— EXERCISE BRIEF —
Lines containing the string "this" are to be counted; report the total by itself.

[Dataset entries]
"""

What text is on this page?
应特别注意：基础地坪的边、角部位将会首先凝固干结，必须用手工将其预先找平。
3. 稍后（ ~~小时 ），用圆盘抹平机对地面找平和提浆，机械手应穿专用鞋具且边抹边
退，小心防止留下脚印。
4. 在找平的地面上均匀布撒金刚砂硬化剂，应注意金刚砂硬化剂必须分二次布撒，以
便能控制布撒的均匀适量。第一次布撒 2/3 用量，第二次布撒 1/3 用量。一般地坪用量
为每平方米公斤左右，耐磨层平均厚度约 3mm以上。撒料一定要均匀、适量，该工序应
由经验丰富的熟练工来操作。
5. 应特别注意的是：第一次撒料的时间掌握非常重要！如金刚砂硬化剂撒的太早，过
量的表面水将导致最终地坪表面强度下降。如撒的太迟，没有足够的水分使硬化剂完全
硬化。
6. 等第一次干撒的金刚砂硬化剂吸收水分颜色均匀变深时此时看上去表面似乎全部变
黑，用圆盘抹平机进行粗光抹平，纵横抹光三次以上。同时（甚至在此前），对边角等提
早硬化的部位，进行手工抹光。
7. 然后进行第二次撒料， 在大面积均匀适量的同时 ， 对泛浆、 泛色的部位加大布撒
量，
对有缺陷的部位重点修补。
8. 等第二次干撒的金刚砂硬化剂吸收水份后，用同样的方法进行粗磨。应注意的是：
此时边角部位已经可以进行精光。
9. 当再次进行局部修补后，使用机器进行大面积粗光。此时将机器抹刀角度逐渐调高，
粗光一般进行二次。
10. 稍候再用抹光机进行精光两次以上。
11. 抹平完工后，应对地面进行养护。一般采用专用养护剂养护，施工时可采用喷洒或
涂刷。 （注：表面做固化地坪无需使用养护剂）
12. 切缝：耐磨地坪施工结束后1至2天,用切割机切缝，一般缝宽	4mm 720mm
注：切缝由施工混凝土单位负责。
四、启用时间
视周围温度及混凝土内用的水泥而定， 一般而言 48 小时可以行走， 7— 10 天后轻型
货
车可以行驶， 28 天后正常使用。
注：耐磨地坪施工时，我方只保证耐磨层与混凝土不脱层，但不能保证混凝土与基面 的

"""
"""

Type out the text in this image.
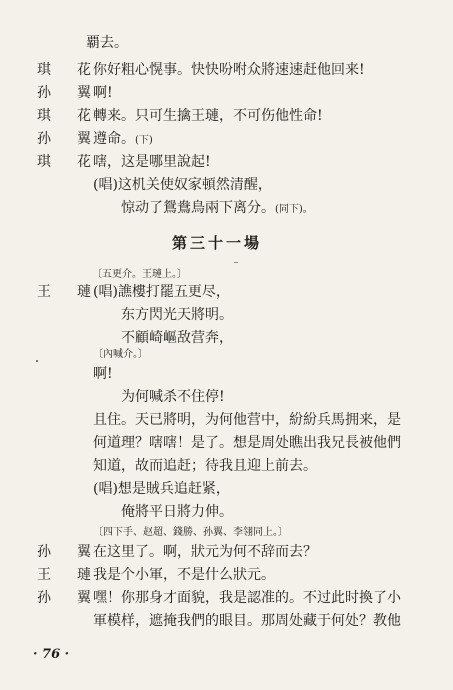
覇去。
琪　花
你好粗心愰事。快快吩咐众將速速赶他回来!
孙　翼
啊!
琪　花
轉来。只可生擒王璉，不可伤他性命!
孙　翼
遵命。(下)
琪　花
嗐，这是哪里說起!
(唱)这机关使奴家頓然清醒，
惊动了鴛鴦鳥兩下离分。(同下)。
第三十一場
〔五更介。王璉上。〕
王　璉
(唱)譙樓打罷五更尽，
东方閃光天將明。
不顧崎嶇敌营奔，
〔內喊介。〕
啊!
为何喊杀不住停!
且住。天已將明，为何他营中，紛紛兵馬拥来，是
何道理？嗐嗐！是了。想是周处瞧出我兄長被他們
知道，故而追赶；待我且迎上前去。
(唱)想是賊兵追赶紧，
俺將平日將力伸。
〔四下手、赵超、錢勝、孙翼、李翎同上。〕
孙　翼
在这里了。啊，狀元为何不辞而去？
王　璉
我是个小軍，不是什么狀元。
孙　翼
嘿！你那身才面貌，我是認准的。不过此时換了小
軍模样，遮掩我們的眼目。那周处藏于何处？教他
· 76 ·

"""

— EXERCISE SOLUTION —
2